Data listing
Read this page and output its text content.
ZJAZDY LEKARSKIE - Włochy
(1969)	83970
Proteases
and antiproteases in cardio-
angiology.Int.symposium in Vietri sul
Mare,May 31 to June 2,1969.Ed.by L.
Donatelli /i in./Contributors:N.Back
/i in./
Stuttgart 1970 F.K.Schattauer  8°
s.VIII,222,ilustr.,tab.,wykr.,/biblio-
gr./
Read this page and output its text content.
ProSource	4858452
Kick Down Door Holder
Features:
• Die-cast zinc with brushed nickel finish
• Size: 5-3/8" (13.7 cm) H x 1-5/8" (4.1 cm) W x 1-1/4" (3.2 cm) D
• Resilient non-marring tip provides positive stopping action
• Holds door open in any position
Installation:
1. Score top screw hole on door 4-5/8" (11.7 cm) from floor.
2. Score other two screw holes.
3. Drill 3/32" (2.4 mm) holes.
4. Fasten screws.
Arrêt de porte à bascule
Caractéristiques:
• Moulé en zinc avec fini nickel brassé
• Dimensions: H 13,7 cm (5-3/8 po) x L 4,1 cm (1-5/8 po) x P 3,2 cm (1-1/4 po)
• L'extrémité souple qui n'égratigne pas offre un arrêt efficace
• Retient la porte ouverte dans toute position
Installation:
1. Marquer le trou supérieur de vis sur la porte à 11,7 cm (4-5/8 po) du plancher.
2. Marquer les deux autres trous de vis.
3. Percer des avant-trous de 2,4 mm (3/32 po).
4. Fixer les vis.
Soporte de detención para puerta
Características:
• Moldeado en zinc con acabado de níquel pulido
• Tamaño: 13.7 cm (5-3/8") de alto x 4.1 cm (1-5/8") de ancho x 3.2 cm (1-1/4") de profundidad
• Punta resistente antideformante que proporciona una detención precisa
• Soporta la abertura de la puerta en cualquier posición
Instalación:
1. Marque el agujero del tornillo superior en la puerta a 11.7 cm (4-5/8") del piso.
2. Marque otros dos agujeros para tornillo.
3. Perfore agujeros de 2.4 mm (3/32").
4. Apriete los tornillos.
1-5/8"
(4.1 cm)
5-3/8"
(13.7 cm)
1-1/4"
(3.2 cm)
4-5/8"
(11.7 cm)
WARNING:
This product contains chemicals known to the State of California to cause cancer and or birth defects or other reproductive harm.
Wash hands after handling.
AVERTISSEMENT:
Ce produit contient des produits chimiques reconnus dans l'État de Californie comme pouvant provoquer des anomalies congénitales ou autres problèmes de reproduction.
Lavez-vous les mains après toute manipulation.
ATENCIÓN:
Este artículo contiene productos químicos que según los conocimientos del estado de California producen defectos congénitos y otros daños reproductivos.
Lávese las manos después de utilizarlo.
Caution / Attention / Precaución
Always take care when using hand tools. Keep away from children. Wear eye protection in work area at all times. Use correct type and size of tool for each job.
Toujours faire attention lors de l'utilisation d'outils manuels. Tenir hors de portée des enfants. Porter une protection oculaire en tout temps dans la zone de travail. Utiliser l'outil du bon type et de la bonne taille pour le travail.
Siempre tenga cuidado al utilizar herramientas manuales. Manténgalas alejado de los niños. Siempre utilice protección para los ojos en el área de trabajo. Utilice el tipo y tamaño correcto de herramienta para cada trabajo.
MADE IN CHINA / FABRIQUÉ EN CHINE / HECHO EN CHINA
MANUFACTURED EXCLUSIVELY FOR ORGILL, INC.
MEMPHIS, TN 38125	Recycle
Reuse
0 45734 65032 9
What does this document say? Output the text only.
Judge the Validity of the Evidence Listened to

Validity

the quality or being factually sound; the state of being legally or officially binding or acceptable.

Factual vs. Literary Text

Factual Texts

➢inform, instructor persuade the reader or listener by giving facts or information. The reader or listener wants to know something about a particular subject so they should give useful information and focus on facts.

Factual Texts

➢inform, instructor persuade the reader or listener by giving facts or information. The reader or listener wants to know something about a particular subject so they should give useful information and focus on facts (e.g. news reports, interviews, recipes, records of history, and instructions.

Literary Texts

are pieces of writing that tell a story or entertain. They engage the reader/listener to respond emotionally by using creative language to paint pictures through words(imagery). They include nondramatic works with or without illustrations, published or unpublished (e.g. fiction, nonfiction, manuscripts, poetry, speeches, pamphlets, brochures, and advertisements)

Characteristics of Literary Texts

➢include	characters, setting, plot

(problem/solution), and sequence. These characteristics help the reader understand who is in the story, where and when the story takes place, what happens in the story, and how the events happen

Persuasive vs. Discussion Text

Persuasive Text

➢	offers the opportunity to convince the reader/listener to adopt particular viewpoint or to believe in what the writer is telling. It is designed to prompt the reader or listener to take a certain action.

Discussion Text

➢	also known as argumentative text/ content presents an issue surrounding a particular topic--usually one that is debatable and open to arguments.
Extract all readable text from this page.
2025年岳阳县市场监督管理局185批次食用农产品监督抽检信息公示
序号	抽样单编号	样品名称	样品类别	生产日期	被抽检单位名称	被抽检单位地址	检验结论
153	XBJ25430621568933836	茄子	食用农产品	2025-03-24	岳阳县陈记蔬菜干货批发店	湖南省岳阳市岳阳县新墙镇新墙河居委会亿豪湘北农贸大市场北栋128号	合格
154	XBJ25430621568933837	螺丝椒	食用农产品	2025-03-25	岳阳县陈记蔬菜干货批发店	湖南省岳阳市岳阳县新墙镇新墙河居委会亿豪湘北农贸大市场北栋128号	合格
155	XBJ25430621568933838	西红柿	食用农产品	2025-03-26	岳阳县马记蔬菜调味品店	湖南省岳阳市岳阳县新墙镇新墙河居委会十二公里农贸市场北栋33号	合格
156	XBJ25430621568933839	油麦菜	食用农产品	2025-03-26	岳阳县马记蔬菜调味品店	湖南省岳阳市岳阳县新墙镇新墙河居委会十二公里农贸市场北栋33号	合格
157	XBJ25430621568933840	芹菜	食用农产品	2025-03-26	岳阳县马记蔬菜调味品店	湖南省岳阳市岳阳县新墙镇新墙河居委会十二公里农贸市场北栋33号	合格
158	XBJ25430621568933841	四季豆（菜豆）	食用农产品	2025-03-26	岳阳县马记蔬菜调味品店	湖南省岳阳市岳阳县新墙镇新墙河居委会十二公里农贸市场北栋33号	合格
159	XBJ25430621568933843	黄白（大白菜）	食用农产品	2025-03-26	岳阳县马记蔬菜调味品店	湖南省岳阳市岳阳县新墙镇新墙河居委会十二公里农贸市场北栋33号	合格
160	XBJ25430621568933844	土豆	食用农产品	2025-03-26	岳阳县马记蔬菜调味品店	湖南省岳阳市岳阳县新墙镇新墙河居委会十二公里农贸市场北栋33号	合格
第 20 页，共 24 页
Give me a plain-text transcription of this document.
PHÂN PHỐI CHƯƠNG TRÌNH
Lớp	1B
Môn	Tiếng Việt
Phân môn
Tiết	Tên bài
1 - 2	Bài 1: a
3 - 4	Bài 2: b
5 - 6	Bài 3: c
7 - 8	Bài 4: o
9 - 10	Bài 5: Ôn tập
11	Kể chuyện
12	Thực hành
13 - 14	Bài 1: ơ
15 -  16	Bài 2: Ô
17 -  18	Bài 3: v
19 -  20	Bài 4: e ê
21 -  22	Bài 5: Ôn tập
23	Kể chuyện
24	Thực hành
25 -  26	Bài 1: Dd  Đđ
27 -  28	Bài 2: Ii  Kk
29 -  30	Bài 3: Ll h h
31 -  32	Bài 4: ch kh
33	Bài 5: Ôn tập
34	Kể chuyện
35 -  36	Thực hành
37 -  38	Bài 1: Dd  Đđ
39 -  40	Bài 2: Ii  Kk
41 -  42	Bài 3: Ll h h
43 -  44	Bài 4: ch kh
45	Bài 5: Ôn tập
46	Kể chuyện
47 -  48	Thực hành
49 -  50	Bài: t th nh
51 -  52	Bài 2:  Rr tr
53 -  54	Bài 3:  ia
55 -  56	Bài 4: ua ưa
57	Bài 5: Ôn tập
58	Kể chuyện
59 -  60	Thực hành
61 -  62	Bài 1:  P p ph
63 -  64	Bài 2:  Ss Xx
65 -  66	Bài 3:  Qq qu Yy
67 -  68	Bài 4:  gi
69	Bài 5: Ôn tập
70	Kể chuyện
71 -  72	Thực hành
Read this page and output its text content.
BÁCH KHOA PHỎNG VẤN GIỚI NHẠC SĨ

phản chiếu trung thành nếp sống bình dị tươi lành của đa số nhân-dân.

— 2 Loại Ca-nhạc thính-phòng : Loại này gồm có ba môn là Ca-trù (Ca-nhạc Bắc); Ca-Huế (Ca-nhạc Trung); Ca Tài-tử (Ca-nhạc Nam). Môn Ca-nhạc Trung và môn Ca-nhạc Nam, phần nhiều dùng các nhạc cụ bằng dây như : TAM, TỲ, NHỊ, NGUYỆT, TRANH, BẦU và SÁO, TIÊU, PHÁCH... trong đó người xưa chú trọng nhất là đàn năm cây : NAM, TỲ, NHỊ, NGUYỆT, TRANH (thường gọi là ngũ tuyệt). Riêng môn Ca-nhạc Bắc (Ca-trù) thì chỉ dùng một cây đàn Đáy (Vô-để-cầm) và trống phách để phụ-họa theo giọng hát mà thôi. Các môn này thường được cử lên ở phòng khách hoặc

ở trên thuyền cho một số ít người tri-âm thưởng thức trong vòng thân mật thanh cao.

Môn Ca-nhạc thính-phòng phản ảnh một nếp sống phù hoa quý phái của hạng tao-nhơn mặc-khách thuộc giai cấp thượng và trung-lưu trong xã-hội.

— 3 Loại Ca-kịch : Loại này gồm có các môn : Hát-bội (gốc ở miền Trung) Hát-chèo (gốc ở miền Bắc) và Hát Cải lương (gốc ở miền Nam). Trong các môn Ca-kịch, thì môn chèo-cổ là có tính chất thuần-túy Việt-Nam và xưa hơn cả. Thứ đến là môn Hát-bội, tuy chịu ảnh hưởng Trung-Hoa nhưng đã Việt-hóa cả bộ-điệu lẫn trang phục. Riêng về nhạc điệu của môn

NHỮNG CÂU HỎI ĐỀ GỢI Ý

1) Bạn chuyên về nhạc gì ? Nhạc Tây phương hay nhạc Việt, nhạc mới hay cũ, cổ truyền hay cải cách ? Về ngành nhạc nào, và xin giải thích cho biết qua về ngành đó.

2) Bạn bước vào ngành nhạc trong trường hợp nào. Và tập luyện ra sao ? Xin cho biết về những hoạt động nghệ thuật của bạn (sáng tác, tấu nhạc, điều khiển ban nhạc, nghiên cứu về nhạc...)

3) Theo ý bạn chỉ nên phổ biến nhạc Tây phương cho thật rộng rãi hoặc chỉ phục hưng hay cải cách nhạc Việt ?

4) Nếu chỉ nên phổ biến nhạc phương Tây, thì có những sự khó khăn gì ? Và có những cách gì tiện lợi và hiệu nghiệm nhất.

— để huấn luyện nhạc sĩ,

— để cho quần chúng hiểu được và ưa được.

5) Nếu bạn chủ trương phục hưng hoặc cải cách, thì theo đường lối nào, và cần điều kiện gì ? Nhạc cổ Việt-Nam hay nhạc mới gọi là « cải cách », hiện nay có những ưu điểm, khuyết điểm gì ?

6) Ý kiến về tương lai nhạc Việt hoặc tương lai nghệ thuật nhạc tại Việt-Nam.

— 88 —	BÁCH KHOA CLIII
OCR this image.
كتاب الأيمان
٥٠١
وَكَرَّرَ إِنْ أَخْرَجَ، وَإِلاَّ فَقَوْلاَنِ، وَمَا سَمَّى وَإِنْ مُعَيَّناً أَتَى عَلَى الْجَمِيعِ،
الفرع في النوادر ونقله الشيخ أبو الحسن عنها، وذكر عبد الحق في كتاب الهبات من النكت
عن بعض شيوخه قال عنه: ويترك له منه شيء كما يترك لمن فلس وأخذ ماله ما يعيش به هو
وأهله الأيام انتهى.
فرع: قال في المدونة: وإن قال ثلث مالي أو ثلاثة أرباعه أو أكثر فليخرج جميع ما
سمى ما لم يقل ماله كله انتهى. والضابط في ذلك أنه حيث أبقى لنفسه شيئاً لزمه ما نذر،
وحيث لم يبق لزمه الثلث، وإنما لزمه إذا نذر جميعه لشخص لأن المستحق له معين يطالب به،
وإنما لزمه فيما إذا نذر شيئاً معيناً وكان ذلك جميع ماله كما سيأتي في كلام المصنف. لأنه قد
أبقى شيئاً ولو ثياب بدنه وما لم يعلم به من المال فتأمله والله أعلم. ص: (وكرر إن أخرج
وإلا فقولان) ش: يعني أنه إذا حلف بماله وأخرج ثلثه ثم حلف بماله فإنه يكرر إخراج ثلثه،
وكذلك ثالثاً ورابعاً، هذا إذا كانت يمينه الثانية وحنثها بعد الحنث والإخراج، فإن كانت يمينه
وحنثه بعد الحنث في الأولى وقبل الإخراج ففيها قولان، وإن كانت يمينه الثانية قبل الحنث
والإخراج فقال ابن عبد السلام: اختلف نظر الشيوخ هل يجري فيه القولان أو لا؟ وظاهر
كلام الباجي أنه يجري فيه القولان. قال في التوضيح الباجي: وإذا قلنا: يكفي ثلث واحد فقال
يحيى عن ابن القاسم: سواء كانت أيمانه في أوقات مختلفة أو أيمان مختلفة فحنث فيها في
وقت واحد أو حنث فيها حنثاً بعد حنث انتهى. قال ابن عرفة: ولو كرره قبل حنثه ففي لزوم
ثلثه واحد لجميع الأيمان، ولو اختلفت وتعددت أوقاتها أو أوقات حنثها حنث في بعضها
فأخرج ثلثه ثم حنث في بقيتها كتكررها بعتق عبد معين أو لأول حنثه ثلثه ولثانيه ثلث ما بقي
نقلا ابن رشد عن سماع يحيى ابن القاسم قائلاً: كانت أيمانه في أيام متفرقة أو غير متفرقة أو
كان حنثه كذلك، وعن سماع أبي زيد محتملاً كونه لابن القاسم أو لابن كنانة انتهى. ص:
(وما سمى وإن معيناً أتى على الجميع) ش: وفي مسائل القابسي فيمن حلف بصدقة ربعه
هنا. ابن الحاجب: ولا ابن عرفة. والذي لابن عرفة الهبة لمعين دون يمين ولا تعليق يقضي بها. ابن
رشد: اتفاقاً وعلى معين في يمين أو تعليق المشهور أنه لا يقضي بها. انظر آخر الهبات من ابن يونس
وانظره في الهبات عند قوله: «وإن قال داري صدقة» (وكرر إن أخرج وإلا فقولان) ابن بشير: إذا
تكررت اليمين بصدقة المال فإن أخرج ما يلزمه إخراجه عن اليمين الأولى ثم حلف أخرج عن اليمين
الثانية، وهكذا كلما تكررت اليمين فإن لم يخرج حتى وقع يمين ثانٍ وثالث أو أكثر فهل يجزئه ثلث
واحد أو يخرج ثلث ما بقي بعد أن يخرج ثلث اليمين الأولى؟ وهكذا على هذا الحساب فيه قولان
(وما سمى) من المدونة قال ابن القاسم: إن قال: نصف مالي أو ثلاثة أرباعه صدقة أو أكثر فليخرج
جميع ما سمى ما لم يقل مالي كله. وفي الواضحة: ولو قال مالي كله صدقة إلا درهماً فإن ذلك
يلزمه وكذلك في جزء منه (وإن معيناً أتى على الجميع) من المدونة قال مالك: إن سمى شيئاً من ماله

= Your task =
Count how many lines in the data contain the word "والإخراج", giving the number without comment.

= Written response =
2